*Written tasks*
A) In the research feature, shorten the paragraph beginning "After establishing these overarching effects" into a short list that keeps its main facts.
B) Echo the research feature word for word, between "After establishing these" and "in the long-run.", inclusive.

*Source excerpt*
━━━━━━━━━━━━━━━━━━━━━━━━━━━━━━

Featured Graduate Student Research: Rachel Myrick
Featured Graduate Student Research: Rachel Myrick

My research project explored how partisan polarization in the United States affects foreign perceptions of American security commitments and global leadership. This project will become a chapter in my dissertation project (“Partisan Polarization and International Politics”), which examines how extreme partisan polarization impacts foreign policymaking in democratic states. The chapter uses two survey experiments – one fielded to 2000 British adults and one fielded to 150 Members of Parliament – to demonstrate that priming respondents to think about U.S. polarization negatively impacts their evaluations of the U.S.-U.K. bilateral relationship and U.S. foreign policy.1 I showed that these impacts were stronger for the long-term, reputational consequences of polarization than for immediate security concerns. In other words, while foreign allies may not necessarily believe a polarized America will renege on existing security commitments, perceptions of extreme polarization make other countries less willing to engage in future partnerships with the United States and more skeptical of its global leadership in the long run.
After establishing these overarching effects, a secondary question this chapter explores is why polarization results in more negative assessments of U.S. foreign policy. I disentangle the reputational effects of partisan polarization motivated by diverging preferences (preference polarization) and polarization motivated by partisan animus and social identity (affective polarization). The results suggest that preference polarization exerts a stronger negative impact on assessments of U.S. foreign policy relative to affective polarization. I argue that this effect is driven by the perception that diverging preferences between the Republican and Democratic Party create long-term uncertainty over U.S. foreign policy. This uncertainty makes foreign allies perceive the United States as less of a trustworthy decision-maker or reliable partner in the long-run.

━━━━━━━━━━━━━━━━━━━━━━━━━━━━━━

*Dataset rows*
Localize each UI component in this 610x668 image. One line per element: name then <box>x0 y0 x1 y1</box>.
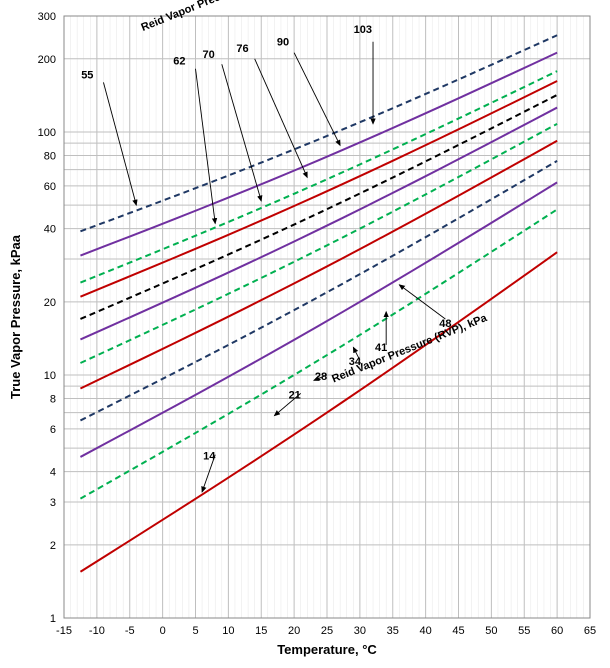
vapor-pressure-chart: -15 -10 -5 0 5 10 15 20 25 30 35 40 45 50 55 60 65 1 2 3 4 6 8… <box>0 0 610 668</box>
rvp-label: 70 <box>203 49 215 61</box>
x-tick-label: 60 <box>551 625 563 637</box>
x-tick-label: 65 <box>584 625 596 637</box>
y-tick-label: 3 <box>50 497 56 509</box>
x-tick-label: 10 <box>222 625 234 637</box>
rvp-label: 55 <box>81 69 93 81</box>
y-tick-label: 80 <box>44 151 56 163</box>
rvp-label: 103 <box>354 24 372 36</box>
x-tick-label: 0 <box>160 625 166 637</box>
y-tick-label: 4 <box>50 467 56 479</box>
x-tick-label: 30 <box>354 625 366 637</box>
y-tick-label: 6 <box>50 424 56 436</box>
x-axis-title: Temperature, °C <box>277 642 377 657</box>
y-tick-label: 8 <box>50 394 56 406</box>
x-tick-label: 50 <box>485 625 497 637</box>
y-tick-label: 10 <box>44 370 56 382</box>
rvp-label: 21 <box>289 389 301 401</box>
y-tick-label: 60 <box>44 181 56 193</box>
y-tick-label: 100 <box>38 127 56 139</box>
x-tick-label: 5 <box>192 625 198 637</box>
y-tick-label: 1 <box>50 613 56 625</box>
x-tick-label: -5 <box>125 625 135 637</box>
y-tick-label: 40 <box>44 224 56 236</box>
x-tick-label: -10 <box>89 625 105 637</box>
x-tick-label: 35 <box>387 625 399 637</box>
x-tick-label: 45 <box>452 625 464 637</box>
y-tick-label: 300 <box>38 11 56 23</box>
x-tick-label: 20 <box>288 625 300 637</box>
x-tick-label: 55 <box>518 625 530 637</box>
rvp-label: 62 <box>173 56 185 68</box>
y-axis-title: True Vapor Pressure, kPaa <box>8 234 23 399</box>
chart-svg: -15 -10 -5 0 5 10 15 20 25 30 35 40 45 50 55 60 65 1 2 3 4 6 8… <box>0 0 610 668</box>
rvp-label: 28 <box>315 371 327 383</box>
y-tick-label: 2 <box>50 540 56 552</box>
rvp-label: 76 <box>236 43 248 55</box>
rvp-label: 14 <box>203 451 216 463</box>
rvp-label: 90 <box>277 37 289 49</box>
x-tick-label: -15 <box>56 625 72 637</box>
y-tick-label: 200 <box>38 54 56 66</box>
x-tick-label: 40 <box>420 625 432 637</box>
x-tick-label: 25 <box>321 625 333 637</box>
x-tick-label: 15 <box>255 625 267 637</box>
y-tick-label: 20 <box>44 297 56 309</box>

━━━━━━━━━━━━━━━━━━━━━━━━━━━━━━

*Answers given*
A)
- The chapter also asks why polarization leads to more negative views of U.S. foreign policy.
- It separates two kinds of polarization: preference polarization, driven by diverging preferences, and affective polarization, driven by partisan animus and social identity.
- Preference polarization has the stronger negative effect on assessments of U.S. foreign policy.
- The argument is that diverging preferences between Republicans and Democrats create long-term uncertainty over U.S. foreign policy.
- That uncertainty makes foreign allies see the United States as a less trustworthy decision-maker and a less reliable long-run partner.

B)
After establishing these overarching effects, a secondary question this chapter explores is why polarization results in more negative assessments of U.S. foreign policy. I disentangle the reputational effects of partisan polarization motivated by diverging preferences (preference polarization) and polarization motivated by partisan animus and social identity (affective polarization). The results suggest that preference polarization exerts a stronger negative impact on assessments of U.S. foreign policy relative to affective polarization. I argue that this effect is driven by the perception that diverging preferences between the Republican and Democratic Party create long-term uncertainty over U.S. foreign policy. This uncertainty makes foreign allies perceive the United States as less of a trustworthy decision-maker or reliable partner in the long-run.